Written instruction:
Can you restate the records below word for word?

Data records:
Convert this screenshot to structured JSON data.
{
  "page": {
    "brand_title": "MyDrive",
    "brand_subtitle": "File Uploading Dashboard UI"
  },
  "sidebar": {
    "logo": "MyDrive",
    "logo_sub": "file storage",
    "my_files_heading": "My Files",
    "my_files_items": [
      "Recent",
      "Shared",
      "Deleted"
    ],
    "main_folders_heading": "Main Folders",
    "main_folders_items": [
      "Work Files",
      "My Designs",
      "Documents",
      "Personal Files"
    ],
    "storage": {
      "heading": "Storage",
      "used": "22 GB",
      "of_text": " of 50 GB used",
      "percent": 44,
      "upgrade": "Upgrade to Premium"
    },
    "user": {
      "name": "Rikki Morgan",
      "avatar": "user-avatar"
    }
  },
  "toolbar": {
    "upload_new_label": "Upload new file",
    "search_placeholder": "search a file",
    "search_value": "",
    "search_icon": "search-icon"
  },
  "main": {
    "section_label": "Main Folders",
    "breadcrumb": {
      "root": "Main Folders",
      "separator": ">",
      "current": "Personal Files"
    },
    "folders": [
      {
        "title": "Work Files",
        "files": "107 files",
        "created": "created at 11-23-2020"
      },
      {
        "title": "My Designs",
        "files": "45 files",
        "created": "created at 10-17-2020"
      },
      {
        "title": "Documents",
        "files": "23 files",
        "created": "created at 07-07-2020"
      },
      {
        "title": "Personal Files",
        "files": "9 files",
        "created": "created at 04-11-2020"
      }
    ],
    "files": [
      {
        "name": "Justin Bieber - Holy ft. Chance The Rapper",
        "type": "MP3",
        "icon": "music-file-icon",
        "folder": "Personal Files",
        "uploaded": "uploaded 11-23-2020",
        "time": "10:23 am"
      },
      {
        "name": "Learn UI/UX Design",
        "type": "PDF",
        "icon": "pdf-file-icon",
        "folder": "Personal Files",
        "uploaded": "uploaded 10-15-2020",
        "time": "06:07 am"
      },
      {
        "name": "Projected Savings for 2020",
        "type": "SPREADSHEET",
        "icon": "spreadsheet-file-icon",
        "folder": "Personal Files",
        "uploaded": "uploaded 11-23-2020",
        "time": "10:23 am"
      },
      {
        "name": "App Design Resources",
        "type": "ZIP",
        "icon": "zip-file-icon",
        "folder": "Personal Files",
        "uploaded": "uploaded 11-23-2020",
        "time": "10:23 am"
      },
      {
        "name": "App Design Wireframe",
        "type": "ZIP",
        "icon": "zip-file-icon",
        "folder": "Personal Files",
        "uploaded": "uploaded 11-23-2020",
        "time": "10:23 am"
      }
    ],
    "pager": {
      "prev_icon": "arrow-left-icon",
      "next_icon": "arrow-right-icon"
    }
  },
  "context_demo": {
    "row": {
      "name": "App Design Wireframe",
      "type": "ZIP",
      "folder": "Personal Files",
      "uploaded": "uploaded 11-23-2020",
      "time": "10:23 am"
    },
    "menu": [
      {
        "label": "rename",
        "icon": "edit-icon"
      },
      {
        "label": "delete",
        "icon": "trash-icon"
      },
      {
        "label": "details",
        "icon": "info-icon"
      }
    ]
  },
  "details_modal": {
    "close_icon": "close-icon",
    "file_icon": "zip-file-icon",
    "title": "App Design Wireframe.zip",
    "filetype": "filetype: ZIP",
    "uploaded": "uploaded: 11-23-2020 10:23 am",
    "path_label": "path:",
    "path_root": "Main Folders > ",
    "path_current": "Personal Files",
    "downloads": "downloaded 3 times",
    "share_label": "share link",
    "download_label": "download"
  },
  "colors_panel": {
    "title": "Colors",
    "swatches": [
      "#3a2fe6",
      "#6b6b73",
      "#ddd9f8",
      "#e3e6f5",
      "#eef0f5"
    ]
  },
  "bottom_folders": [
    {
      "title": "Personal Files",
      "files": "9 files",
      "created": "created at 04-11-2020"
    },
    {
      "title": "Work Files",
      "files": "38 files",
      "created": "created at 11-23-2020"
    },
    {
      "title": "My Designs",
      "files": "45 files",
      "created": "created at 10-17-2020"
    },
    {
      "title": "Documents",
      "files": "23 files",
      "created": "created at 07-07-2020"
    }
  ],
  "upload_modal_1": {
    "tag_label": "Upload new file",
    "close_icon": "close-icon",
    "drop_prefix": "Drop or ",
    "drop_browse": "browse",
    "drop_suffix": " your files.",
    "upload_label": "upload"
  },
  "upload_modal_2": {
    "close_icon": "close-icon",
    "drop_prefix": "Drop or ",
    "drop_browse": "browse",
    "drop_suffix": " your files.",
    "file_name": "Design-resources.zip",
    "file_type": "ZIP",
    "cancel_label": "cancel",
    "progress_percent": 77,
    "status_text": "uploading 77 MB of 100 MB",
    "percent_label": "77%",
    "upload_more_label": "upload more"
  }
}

Complete answer:
Convert this screenshot to structured JSON data.
{
  "page": {
    "brand_title": "MyDrive",
    "brand_subtitle": "File Uploading Dashboard UI"
  },
  "sidebar": {
    "logo": "MyDrive",
    "logo_sub": "file storage",
    "my_files_heading": "My Files",
    "my_files_items": [
      "Recent",
      "Shared",
      "Deleted"
    ],
    "main_folders_heading": "Main Folders",
    "main_folders_items": [
      "Work Files",
      "My Designs",
      "Documents",
      "Personal Files"
    ],
    "storage": {
      "heading": "Storage",
      "used": "22 GB",
      "of_text": " of 50 GB used",
      "percent": 44,
      "upgrade": "Upgrade to Premium"
    },
    "user": {
      "name": "Rikki Morgan",
      "avatar": "user-avatar"
    }
  },
  "toolbar": {
    "upload_new_label": "Upload new file",
    "search_placeholder": "search a file",
    "search_value": "",
    "search_icon": "search-icon"
  },
  "main": {
    "section_label": "Main Folders",
    "breadcrumb": {
      "root": "Main Folders",
      "separator": ">",
      "current": "Personal Files"
    },
    "folders": [
      {
        "title": "Work Files",
        "files": "107 files",
        "created": "created at 11-23-2020"
      },
      {
        "title": "My Designs",
        "files": "45 files",
        "created": "created at 10-17-2020"
      },
      {
        "title": "Documents",
        "files": "23 files",
        "created": "created at 07-07-2020"
      },
      {
        "title": "Personal Files",
        "files": "9 files",
        "created": "created at 04-11-2020"
      }
    ],
    "files": [
      {
        "name": "Justin Bieber - Holy ft. Chance The Rapper",
        "type": "MP3",
        "icon": "music-file-icon",
        "folder": "Personal Files",
        "uploaded": "uploaded 11-23-2020",
        "time": "10:23 am"
      },
      {
        "name": "Learn UI/UX Design",
        "type": "PDF",
        "icon": "pdf-file-icon",
        "folder": "Personal Files",
        "uploaded": "uploaded 10-15-2020",
        "time": "06:07 am"
      },
      {
        "name": "Projected Savings for 2020",
        "type": "SPREADSHEET",
        "icon": "spreadsheet-file-icon",
        "folder": "Personal Files",
        "uploaded": "uploaded 11-23-2020",
        "time": "10:23 am"
      },
      {
        "name": "App Design Resources",
        "type": "ZIP",
        "icon": "zip-file-icon",
        "folder": "Personal Files",
        "uploaded": "uploaded 11-23-2020",
        "time": "10:23 am"
      },
      {
        "name": "App Design Wireframe",
        "type": "ZIP",
        "icon": "zip-file-icon",
        "folder": "Personal Files",
        "uploaded": "uploaded 11-23-2020",
        "time": "10:23 am"
      }
    ],
    "pager": {
      "prev_icon": "arrow-left-icon",
      "next_icon": "arrow-right-icon"
    }
  },
  "context_demo": {
    "row": {
      "name": "App Design Wireframe",
      "type": "ZIP",
      "folder": "Personal Files",
      "uploaded": "uploaded 11-23-2020",
      "time": "10:23 am"
    },
    "menu": [
      {
        "label": "rename",
        "icon": "edit-icon"
      },
      {
        "label": "delete",
        "icon": "trash-icon"
      },
      {
        "label": "details",
        "icon": "info-icon"
      }
    ]
  },
  "details_modal": {
    "close_icon": "close-icon",
    "file_icon": "zip-file-icon",
    "title": "App Design Wireframe.zip",
    "filetype": "filetype: ZIP",
    "uploaded": "uploaded: 11-23-2020 10:23 am",
    "path_label": "path:",
    "path_root": "Main Folders > ",
    "path_current": "Personal Files",
    "downloads": "downloaded 3 times",
    "share_label": "share link",
    "download_label": "download"
  },
  "colors_panel": {
    "title": "Colors",
    "swatches": [
      "#3a2fe6",
      "#6b6b73",
      "#ddd9f8",
      "#e3e6f5",
      "#eef0f5"
    ]
  },
  "bottom_folders": [
    {
      "title": "Personal Files",
      "files": "9 files",
      "created": "created at 04-11-2020"
    },
    {
      "title": "Work Files",
      "files": "38 files",
      "created": "created at 11-23-2020"
    },
    {
      "title": "My Designs",
      "files": "45 files",
      "created": "created at 10-17-2020"
    },
    {
      "title": "Documents",
      "files": "23 files",
      "created": "created at 07-07-2020"
    }
  ],
  "upload_modal_1": {
    "tag_label": "Upload new file",
    "close_icon": "close-icon",
    "drop_prefix": "Drop or ",
    "drop_browse": "browse",
    "drop_suffix": " your files.",
    "upload_label": "upload"
  },
  "upload_modal_2": {
    "close_icon": "close-icon",
    "drop_prefix": "Drop or ",
    "drop_browse": "browse",
    "drop_suffix": " your files.",
    "file_name": "Design-resources.zip",
    "file_type": "ZIP",
    "cancel_label": "cancel",
    "progress_percent": 77,
    "status_text": "uploading 77 MB of 100 MB",
    "percent_label": "77%",
    "upload_more_label": "upload more"
  }
}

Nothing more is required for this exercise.